- [SUPPLIED MATERIAL]
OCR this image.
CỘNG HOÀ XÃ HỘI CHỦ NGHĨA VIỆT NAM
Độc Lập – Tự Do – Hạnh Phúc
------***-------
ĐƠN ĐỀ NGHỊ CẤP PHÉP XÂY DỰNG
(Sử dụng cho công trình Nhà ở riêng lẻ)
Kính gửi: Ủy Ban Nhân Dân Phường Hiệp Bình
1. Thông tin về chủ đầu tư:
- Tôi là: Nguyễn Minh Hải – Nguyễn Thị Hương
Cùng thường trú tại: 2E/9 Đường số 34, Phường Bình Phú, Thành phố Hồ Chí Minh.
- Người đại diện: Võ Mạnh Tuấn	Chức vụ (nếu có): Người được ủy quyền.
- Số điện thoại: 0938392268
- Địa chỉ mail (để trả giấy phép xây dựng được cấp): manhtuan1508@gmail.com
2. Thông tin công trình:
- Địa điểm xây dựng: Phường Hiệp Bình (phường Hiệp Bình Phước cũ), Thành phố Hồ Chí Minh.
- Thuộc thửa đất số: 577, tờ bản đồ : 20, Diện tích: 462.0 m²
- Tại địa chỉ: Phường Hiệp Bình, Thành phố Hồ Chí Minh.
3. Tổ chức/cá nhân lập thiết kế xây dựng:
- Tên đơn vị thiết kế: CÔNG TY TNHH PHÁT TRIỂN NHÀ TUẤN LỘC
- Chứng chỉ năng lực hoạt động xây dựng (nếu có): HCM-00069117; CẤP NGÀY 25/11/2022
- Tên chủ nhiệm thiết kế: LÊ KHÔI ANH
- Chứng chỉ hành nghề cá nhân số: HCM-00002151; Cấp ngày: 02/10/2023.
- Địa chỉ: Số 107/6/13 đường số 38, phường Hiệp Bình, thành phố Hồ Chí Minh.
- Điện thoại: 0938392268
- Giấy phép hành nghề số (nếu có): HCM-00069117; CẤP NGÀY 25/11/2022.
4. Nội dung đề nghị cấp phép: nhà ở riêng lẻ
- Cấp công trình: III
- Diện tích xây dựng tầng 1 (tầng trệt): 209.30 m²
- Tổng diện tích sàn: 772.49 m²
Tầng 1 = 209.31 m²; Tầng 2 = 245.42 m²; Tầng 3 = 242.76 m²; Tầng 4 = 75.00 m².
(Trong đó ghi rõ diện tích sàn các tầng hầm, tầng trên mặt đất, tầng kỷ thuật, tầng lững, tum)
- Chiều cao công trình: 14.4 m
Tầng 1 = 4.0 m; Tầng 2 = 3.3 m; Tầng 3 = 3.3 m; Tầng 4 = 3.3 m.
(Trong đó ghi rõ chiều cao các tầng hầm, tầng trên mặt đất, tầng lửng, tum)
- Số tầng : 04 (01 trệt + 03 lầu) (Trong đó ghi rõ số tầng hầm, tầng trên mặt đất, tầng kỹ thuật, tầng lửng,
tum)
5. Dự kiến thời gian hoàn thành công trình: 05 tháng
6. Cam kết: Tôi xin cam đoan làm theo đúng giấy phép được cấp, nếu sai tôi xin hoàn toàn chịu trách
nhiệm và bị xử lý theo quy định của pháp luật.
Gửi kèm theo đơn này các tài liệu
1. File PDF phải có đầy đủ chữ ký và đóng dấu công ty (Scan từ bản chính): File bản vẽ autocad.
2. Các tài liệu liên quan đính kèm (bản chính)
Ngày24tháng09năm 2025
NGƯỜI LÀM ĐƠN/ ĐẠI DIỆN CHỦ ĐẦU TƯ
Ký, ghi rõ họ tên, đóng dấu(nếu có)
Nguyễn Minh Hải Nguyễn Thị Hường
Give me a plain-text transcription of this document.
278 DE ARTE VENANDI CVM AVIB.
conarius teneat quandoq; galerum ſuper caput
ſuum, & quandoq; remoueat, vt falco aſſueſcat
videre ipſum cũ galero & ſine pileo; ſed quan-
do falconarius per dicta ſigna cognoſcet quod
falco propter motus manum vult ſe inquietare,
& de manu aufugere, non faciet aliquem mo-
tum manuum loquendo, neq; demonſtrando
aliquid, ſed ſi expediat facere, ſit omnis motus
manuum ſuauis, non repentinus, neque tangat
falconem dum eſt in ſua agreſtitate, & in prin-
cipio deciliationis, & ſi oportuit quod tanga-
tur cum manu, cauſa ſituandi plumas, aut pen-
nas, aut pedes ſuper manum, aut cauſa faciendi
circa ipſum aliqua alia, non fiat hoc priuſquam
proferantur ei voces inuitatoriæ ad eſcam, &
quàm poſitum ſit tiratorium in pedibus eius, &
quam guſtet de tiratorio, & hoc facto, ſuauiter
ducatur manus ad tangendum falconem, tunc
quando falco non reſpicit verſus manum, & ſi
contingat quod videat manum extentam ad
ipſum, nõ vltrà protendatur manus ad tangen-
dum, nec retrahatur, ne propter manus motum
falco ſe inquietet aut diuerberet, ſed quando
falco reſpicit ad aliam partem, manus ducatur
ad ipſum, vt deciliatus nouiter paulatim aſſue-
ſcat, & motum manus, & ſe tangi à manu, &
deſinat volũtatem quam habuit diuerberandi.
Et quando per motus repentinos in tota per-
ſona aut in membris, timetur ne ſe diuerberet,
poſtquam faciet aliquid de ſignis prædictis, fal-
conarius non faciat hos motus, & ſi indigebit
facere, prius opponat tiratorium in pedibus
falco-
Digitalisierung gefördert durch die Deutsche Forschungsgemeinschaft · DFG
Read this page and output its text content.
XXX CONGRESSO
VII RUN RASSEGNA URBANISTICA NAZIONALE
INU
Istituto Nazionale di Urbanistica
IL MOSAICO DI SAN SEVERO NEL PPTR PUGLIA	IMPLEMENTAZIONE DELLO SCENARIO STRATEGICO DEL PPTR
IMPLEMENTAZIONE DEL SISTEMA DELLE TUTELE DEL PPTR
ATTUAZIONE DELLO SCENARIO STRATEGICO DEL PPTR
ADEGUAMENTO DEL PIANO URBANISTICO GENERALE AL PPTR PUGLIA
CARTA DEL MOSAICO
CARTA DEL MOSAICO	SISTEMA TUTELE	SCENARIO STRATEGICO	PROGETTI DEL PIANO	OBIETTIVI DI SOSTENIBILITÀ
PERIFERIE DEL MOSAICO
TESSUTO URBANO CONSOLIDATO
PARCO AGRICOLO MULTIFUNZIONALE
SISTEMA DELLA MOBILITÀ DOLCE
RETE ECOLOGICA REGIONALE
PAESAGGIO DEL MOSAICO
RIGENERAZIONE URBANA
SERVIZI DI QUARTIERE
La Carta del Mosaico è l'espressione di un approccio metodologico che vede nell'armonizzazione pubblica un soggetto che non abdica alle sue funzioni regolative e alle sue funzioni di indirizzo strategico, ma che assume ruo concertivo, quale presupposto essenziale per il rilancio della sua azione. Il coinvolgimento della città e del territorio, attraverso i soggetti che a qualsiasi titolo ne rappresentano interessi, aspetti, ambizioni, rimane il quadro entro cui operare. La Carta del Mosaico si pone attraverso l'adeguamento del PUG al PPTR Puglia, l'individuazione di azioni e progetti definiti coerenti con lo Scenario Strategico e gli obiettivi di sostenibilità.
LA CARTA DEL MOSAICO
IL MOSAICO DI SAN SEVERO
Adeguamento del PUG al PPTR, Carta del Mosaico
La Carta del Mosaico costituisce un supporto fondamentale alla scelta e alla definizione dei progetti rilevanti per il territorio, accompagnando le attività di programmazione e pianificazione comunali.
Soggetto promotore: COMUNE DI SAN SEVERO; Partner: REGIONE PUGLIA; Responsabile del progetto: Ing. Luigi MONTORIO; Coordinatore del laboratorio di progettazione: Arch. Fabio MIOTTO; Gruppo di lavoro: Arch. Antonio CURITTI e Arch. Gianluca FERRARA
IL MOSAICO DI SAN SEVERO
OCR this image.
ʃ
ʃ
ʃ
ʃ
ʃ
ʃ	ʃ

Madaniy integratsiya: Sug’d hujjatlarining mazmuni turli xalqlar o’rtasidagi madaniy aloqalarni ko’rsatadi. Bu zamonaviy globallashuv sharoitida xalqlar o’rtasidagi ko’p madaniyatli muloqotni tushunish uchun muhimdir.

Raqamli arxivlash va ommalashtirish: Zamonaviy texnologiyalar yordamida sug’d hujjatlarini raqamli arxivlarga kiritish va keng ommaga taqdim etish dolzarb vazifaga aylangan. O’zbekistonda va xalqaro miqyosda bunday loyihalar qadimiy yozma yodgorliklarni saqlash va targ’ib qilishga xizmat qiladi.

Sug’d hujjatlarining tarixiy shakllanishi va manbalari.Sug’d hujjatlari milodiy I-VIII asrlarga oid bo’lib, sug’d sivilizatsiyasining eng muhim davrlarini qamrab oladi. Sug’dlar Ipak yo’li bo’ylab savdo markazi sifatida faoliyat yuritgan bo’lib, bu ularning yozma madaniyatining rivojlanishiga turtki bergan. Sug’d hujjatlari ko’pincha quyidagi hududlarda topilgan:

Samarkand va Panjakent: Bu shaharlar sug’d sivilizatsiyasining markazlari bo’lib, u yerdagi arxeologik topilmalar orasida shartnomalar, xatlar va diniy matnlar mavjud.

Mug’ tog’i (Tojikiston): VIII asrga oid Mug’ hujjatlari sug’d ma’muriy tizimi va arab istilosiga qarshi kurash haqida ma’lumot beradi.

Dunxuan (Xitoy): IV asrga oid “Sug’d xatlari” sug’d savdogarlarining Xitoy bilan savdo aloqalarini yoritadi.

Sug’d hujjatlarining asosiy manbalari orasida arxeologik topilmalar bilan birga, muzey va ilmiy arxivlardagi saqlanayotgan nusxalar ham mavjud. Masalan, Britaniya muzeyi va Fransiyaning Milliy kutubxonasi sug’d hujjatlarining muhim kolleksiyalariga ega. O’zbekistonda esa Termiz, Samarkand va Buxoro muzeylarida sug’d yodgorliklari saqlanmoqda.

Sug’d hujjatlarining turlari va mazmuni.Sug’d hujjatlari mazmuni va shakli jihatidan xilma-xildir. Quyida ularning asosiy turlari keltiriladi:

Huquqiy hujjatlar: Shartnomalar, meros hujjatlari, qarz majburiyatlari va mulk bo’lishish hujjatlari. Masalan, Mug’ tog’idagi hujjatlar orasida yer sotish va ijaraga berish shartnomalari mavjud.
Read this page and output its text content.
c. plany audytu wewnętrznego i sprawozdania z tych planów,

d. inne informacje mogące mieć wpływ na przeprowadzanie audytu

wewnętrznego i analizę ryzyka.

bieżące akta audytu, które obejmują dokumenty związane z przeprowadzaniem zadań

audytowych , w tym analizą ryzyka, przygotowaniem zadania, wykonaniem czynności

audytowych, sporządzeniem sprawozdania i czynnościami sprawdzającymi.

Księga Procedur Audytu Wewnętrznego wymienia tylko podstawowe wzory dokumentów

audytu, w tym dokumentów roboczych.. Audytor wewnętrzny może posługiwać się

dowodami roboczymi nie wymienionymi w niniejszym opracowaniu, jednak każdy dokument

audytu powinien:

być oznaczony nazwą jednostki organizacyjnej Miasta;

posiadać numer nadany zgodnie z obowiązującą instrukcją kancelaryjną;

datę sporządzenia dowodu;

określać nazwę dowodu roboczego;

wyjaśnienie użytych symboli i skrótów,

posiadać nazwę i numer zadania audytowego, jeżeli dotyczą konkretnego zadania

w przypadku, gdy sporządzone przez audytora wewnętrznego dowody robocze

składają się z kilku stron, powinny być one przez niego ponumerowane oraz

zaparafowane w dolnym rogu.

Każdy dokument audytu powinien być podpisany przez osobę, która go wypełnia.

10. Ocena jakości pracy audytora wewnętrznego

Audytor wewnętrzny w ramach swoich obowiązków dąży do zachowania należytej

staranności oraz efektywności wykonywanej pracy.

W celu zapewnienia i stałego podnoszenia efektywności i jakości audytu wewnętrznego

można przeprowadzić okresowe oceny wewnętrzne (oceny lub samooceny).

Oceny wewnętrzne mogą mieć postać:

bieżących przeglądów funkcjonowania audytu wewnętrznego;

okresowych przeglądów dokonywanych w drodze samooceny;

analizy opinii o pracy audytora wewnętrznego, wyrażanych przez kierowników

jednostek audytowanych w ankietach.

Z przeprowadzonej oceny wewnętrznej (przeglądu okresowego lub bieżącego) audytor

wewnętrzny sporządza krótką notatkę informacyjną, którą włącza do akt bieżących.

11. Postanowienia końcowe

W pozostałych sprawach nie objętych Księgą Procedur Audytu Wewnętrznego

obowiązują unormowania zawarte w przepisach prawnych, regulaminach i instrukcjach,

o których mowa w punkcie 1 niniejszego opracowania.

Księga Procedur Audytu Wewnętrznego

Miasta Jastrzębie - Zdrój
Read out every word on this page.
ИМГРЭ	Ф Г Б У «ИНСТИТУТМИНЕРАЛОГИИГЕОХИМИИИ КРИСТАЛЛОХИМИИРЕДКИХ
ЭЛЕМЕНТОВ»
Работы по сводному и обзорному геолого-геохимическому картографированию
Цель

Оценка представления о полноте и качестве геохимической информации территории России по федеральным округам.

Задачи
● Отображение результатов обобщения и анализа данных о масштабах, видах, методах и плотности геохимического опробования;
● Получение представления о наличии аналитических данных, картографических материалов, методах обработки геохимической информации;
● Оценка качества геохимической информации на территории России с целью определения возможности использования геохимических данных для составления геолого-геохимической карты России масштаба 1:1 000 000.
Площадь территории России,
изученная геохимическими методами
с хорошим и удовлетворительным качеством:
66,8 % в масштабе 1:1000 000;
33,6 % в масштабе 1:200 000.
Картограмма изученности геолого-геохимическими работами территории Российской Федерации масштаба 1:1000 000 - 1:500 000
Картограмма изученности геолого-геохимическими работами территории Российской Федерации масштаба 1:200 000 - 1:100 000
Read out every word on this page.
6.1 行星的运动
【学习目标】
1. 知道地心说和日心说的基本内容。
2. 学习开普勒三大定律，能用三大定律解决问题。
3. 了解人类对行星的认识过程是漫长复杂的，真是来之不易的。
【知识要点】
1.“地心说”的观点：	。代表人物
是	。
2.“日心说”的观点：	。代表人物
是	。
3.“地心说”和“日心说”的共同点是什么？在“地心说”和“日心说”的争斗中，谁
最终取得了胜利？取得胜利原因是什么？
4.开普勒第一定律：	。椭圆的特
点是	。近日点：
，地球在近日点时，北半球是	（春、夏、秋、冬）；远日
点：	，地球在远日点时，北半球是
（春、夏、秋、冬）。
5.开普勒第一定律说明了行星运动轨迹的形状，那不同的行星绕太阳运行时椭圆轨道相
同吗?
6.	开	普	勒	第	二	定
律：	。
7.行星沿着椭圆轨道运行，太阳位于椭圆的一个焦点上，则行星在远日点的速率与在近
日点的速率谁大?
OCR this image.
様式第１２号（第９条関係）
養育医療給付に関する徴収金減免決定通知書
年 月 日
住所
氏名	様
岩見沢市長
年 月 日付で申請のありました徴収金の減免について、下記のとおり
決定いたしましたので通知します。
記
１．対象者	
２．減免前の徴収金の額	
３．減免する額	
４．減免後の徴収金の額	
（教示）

- [TASK DETAILS] Write out every line of the preceding listing that contains "Оценка".

- [REPLY]
Оценка представления о полноте и качестве геохимической информации территории России по федеральным округам.
● Оценка качества геохимической информации на территории России с целью определения возможности использования геохимических данных для составления геолого-геохимической карты России масштаба 1:1 000 000.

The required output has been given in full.